REQUIRED TASK →
Your task is to reproduce the material exactly.

EXTRACTED INFORMATION →
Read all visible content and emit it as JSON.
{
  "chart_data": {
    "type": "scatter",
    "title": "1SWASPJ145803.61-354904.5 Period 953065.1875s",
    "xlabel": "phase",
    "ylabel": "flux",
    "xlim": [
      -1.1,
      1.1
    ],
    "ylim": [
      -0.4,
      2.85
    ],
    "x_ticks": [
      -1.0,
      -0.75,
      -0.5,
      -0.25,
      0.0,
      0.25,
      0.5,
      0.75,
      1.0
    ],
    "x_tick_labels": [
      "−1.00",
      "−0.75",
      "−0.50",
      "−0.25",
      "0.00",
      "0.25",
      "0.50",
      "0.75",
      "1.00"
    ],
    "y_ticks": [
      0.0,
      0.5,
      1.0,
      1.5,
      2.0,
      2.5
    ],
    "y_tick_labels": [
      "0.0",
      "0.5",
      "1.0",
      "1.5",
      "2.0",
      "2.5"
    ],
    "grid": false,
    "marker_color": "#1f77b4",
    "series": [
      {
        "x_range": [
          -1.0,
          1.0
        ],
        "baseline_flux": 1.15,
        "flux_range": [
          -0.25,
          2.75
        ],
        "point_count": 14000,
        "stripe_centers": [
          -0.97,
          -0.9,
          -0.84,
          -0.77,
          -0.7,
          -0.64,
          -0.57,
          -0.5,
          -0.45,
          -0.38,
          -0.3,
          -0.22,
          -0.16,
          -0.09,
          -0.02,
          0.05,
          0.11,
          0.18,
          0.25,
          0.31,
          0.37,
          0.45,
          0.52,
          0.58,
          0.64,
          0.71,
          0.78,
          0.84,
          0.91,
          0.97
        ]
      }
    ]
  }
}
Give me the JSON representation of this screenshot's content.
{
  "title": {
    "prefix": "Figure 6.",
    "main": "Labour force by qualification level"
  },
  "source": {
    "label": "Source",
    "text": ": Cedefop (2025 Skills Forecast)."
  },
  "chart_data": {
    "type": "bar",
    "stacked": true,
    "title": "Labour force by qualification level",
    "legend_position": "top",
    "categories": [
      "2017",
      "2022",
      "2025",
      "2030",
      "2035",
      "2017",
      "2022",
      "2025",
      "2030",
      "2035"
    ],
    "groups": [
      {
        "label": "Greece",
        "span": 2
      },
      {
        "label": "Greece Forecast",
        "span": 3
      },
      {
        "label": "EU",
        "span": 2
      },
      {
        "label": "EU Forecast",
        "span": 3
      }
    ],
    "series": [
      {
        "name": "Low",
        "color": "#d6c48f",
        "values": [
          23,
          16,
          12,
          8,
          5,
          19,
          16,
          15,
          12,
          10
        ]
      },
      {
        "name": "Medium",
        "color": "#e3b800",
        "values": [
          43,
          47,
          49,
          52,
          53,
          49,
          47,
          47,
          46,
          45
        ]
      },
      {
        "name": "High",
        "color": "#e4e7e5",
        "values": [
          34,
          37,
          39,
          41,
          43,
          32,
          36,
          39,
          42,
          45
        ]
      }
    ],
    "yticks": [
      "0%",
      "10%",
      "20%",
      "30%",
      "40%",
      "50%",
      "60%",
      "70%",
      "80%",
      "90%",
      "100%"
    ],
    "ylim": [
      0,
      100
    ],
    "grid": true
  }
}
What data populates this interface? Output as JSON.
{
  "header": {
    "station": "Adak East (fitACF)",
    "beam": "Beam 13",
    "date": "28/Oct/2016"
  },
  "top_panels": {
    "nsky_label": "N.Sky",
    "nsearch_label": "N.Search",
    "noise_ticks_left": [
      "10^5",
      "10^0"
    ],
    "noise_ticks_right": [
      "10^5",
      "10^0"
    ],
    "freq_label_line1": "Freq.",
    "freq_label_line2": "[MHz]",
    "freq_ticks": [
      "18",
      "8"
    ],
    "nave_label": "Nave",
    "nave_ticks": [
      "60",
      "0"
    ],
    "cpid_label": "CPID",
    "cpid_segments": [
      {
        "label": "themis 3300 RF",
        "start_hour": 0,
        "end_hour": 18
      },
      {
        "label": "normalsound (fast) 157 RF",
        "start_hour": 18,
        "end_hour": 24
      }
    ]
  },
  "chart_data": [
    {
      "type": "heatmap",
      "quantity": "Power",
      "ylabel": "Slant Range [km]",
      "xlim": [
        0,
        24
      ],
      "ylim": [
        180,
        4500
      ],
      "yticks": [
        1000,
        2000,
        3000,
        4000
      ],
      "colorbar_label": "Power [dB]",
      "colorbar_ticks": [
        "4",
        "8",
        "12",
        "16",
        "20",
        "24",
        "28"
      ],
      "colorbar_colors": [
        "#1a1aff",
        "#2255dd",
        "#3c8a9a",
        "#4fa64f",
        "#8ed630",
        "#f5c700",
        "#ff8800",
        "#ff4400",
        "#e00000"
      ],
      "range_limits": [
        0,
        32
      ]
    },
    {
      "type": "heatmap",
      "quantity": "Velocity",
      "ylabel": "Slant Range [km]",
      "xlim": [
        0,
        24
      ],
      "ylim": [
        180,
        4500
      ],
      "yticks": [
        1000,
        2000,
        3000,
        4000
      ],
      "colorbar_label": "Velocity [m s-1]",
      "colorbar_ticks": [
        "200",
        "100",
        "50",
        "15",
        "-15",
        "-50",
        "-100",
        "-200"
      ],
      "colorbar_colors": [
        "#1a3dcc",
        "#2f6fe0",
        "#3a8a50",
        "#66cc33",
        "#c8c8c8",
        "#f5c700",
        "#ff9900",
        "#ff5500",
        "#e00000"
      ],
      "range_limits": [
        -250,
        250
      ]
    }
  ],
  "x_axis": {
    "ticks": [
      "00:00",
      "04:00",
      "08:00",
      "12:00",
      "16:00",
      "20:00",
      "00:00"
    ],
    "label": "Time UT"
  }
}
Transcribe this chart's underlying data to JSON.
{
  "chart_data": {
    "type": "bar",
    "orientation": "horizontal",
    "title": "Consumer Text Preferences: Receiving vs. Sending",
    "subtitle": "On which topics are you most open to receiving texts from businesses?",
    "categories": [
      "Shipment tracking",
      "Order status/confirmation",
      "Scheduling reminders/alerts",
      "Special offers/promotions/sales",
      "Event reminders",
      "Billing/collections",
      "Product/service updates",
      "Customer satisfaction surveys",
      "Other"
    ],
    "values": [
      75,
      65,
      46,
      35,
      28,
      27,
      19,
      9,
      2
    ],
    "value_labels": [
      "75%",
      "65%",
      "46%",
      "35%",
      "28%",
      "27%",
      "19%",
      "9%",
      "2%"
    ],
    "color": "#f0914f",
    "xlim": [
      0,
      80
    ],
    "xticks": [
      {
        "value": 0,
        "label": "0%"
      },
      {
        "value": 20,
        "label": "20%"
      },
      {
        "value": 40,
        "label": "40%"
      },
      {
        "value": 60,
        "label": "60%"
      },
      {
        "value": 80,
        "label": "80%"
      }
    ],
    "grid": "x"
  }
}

SOLUTION TO THIS EXERCISE →
Read all visible content and emit it as JSON.
{
  "chart_data": {
    "type": "scatter",
    "title": "1SWASPJ145803.61-354904.5 Period 953065.1875s",
    "xlabel": "phase",
    "ylabel": "flux",
    "xlim": [
      -1.1,
      1.1
    ],
    "ylim": [
      -0.4,
      2.85
    ],
    "x_ticks": [
      -1.0,
      -0.75,
      -0.5,
      -0.25,
      0.0,
      0.25,
      0.5,
      0.75,
      1.0
    ],
    "x_tick_labels": [
      "−1.00",
      "−0.75",
      "−0.50",
      "−0.25",
      "0.00",
      "0.25",
      "0.50",
      "0.75",
      "1.00"
    ],
    "y_ticks": [
      0.0,
      0.5,
      1.0,
      1.5,
      2.0,
      2.5
    ],
    "y_tick_labels": [
      "0.0",
      "0.5",
      "1.0",
      "1.5",
      "2.0",
      "2.5"
    ],
    "grid": false,
    "marker_color": "#1f77b4",
    "series": [
      {
        "x_range": [
          -1.0,
          1.0
        ],
        "baseline_flux": 1.15,
        "flux_range": [
          -0.25,
          2.75
        ],
        "point_count": 14000,
        "stripe_centers": [
          -0.97,
          -0.9,
          -0.84,
          -0.77,
          -0.7,
          -0.64,
          -0.57,
          -0.5,
          -0.45,
          -0.38,
          -0.3,
          -0.22,
          -0.16,
          -0.09,
          -0.02,
          0.05,
          0.11,
          0.18,
          0.25,
          0.31,
          0.37,
          0.45,
          0.52,
          0.58,
          0.64,
          0.71,
          0.78,
          0.84,
          0.91,
          0.97
        ]
      }
    ]
  }
}
Give me the JSON representation of this screenshot's content.
{
  "title": {
    "prefix": "Figure 6.",
    "main": "Labour force by qualification level"
  },
  "source": {
    "label": "Source",
    "text": ": Cedefop (2025 Skills Forecast)."
  },
  "chart_data": {
    "type": "bar",
    "stacked": true,
    "title": "Labour force by qualification level",
    "legend_position": "top",
    "categories": [
      "2017",
      "2022",
      "2025",
      "2030",
      "2035",
      "2017",
      "2022",
      "2025",
      "2030",
      "2035"
    ],
    "groups": [
      {
        "label": "Greece",
        "span": 2
      },
      {
        "label": "Greece Forecast",
        "span": 3
      },
      {
        "label": "EU",
        "span": 2
      },
      {
        "label": "EU Forecast",
        "span": 3
      }
    ],
    "series": [
      {
        "name": "Low",
        "color": "#d6c48f",
        "values": [
          23,
          16,
          12,
          8,
          5,
          19,
          16,
          15,
          12,
          10
        ]
      },
      {
        "name": "Medium",
        "color": "#e3b800",
        "values": [
          43,
          47,
          49,
          52,
          53,
          49,
          47,
          47,
          46,
          45
        ]
      },
      {
        "name": "High",
        "color": "#e4e7e5",
        "values": [
          34,
          37,
          39,
          41,
          43,
          32,
          36,
          39,
          42,
          45
        ]
      }
    ],
    "yticks": [
      "0%",
      "10%",
      "20%",
      "30%",
      "40%",
      "50%",
      "60%",
      "70%",
      "80%",
      "90%",
      "100%"
    ],
    "ylim": [
      0,
      100
    ],
    "grid": true
  }
}
What data populates this interface? Output as JSON.
{
  "header": {
    "station": "Adak East (fitACF)",
    "beam": "Beam 13",
    "date": "28/Oct/2016"
  },
  "top_panels": {
    "nsky_label": "N.Sky",
    "nsearch_label": "N.Search",
    "noise_ticks_left": [
      "10^5",
      "10^0"
    ],
    "noise_ticks_right": [
      "10^5",
      "10^0"
    ],
    "freq_label_line1": "Freq.",
    "freq_label_line2": "[MHz]",
    "freq_ticks": [
      "18",
      "8"
    ],
    "nave_label": "Nave",
    "nave_ticks": [
      "60",
      "0"
    ],
    "cpid_label": "CPID",
    "cpid_segments": [
      {
        "label": "themis 3300 RF",
        "start_hour": 0,
        "end_hour": 18
      },
      {
        "label": "normalsound (fast) 157 RF",
        "start_hour": 18,
        "end_hour": 24
      }
    ]
  },
  "chart_data": [
    {
      "type": "heatmap",
      "quantity": "Power",
      "ylabel": "Slant Range [km]",
      "xlim": [
        0,
        24
      ],
      "ylim": [
        180,
        4500
      ],
      "yticks": [
        1000,
        2000,
        3000,
        4000
      ],
      "colorbar_label": "Power [dB]",
      "colorbar_ticks": [
        "4",
        "8",
        "12",
        "16",
        "20",
        "24",
        "28"
      ],
      "colorbar_colors": [
        "#1a1aff",
        "#2255dd",
        "#3c8a9a",
        "#4fa64f",
        "#8ed630",
        "#f5c700",
        "#ff8800",
        "#ff4400",
        "#e00000"
      ],
      "range_limits": [
        0,
        32
      ]
    },
    {
      "type": "heatmap",
      "quantity": "Velocity",
      "ylabel": "Slant Range [km]",
      "xlim": [
        0,
        24
      ],
      "ylim": [
        180,
        4500
      ],
      "yticks": [
        1000,
        2000,
        3000,
        4000
      ],
      "colorbar_label": "Velocity [m s-1]",
      "colorbar_ticks": [
        "200",
        "100",
        "50",
        "15",
        "-15",
        "-50",
        "-100",
        "-200"
      ],
      "colorbar_colors": [
        "#1a3dcc",
        "#2f6fe0",
        "#3a8a50",
        "#66cc33",
        "#c8c8c8",
        "#f5c700",
        "#ff9900",
        "#ff5500",
        "#e00000"
      ],
      "range_limits": [
        -250,
        250
      ]
    }
  ],
  "x_axis": {
    "ticks": [
      "00:00",
      "04:00",
      "08:00",
      "12:00",
      "16:00",
      "20:00",
      "00:00"
    ],
    "label": "Time UT"
  }
}
Transcribe this chart's underlying data to JSON.
{
  "chart_data": {
    "type": "bar",
    "orientation": "horizontal",
    "title": "Consumer Text Preferences: Receiving vs. Sending",
    "subtitle": "On which topics are you most open to receiving texts from businesses?",
    "categories": [
      "Shipment tracking",
      "Order status/confirmation",
      "Scheduling reminders/alerts",
      "Special offers/promotions/sales",
      "Event reminders",
      "Billing/collections",
      "Product/service updates",
      "Customer satisfaction surveys",
      "Other"
    ],
    "values": [
      75,
      65,
      46,
      35,
      28,
      27,
      19,
      9,
      2
    ],
    "value_labels": [
      "75%",
      "65%",
      "46%",
      "35%",
      "28%",
      "27%",
      "19%",
      "9%",
      "2%"
    ],
    "color": "#f0914f",
    "xlim": [
      0,
      80
    ],
    "xticks": [
      {
        "value": 0,
        "label": "0%"
      },
      {
        "value": 20,
        "label": "20%"
      },
      {
        "value": 40,
        "label": "40%"
      },
      {
        "value": 60,
        "label": "60%"
      },
      {
        "value": 80,
        "label": "80%"
      }
    ],
    "grid": "x"
  }
}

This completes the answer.